● **Record set**:
--- START ---
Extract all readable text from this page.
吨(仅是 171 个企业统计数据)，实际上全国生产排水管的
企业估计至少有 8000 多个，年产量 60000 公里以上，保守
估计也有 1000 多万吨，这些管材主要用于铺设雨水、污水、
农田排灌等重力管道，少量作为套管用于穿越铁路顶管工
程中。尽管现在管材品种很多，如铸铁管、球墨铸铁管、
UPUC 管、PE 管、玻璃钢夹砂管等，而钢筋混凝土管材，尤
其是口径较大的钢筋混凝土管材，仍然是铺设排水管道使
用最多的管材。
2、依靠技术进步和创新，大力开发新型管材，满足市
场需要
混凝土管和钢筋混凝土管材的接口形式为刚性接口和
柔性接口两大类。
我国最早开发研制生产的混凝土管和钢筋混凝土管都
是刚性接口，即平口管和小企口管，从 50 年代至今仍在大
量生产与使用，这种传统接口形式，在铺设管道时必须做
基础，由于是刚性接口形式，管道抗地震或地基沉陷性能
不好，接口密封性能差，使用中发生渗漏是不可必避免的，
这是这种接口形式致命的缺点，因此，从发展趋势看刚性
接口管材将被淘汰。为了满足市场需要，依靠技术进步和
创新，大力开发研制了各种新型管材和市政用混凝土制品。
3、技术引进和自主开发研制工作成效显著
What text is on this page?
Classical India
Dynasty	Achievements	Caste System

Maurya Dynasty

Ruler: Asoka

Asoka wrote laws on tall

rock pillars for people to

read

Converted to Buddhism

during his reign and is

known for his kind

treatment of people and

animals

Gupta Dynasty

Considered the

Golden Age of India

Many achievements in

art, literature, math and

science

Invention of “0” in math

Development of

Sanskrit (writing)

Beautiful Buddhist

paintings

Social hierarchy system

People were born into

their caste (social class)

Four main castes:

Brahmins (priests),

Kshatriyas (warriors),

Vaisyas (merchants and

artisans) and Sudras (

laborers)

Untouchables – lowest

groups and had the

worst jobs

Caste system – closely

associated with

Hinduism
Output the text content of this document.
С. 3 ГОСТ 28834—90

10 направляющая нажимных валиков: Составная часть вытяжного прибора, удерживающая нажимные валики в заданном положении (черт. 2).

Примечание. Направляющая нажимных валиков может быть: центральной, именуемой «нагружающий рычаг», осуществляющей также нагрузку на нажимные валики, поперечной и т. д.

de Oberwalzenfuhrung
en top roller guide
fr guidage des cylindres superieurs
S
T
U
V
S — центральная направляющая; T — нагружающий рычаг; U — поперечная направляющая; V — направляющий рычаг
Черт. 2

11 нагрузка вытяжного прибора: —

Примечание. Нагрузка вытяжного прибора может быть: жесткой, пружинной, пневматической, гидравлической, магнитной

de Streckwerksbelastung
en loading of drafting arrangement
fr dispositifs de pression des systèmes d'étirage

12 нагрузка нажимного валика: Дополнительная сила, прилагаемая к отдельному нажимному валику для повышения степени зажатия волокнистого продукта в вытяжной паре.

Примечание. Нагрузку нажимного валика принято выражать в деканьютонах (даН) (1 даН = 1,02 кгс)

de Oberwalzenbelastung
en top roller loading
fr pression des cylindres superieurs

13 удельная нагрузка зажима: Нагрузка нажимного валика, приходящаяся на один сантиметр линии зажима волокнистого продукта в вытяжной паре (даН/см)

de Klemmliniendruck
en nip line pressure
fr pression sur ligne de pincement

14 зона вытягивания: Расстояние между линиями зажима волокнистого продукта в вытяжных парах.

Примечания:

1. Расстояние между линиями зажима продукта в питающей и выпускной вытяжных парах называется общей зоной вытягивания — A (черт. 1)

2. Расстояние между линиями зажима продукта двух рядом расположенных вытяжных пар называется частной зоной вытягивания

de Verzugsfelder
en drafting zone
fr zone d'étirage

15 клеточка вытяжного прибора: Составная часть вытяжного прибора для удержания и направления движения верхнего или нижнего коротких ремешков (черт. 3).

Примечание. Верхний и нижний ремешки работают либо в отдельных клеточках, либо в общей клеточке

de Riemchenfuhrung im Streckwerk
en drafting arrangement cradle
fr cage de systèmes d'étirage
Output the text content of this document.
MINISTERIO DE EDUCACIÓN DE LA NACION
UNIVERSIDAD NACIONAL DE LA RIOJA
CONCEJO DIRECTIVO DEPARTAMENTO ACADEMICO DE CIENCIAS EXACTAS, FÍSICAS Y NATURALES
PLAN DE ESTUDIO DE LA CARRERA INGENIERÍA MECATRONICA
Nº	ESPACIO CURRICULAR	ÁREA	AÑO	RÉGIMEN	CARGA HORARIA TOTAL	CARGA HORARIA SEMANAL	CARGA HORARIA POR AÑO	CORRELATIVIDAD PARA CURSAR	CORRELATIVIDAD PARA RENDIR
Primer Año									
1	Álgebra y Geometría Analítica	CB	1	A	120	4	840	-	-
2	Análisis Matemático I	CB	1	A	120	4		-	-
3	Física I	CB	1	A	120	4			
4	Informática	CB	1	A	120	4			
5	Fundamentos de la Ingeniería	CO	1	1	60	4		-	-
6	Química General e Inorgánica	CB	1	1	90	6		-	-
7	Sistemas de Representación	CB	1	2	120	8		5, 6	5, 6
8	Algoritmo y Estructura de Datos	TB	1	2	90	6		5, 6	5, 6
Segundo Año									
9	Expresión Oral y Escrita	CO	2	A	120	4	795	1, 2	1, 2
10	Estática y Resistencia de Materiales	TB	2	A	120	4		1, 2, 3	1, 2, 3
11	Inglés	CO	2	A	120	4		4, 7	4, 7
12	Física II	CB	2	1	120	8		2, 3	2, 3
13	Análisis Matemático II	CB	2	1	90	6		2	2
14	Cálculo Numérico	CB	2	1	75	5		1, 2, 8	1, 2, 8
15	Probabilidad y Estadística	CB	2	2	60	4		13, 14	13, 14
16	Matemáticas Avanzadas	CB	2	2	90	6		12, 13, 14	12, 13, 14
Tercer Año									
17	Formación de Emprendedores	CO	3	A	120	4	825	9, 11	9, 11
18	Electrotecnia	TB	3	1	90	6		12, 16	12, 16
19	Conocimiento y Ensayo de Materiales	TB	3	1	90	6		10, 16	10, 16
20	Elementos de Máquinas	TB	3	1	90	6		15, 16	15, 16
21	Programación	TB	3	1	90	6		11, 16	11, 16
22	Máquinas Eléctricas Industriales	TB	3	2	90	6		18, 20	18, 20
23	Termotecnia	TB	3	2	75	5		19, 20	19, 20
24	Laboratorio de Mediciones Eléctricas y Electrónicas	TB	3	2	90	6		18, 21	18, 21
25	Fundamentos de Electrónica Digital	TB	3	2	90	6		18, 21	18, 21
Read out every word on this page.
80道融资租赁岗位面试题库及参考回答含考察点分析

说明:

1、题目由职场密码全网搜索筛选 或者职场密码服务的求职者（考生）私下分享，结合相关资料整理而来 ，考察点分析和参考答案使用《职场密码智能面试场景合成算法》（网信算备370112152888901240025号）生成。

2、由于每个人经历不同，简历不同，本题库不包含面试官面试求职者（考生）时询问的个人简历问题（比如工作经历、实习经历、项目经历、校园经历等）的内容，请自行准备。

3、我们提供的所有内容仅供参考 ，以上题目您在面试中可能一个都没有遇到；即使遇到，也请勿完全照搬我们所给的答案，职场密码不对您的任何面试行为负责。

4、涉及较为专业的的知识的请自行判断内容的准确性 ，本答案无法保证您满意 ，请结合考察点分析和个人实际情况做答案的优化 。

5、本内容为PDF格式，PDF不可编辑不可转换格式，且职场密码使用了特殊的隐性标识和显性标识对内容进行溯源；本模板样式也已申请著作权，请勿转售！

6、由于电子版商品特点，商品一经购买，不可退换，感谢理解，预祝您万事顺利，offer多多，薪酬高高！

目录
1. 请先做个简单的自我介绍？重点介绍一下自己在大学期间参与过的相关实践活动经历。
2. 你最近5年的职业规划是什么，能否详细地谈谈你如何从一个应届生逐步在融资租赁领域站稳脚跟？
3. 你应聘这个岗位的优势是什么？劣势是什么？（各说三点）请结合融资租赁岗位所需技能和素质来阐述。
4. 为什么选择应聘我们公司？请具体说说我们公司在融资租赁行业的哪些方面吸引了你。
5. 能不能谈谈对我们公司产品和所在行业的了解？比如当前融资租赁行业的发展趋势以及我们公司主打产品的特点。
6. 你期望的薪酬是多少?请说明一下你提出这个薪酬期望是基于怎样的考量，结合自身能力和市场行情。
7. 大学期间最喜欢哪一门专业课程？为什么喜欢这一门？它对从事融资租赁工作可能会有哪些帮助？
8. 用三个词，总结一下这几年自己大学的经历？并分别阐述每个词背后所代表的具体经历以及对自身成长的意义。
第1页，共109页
--- END ---
● **Instructions to follow**: Return every line in the listing that contains the word "линиями".

● **Task solution**:
14 зона вытягивания: Расстояние между линиями зажима волокнистого продукта в вытяжных парах.
1. Расстояние между линиями зажима продукта в питающей и выпускной вытяжных парах называется общей зоной вытягивания — A (черт. 1)
2. Расстояние между линиями зажима продукта двух рядом расположенных вытяжных пар называется частной зоной вытягивания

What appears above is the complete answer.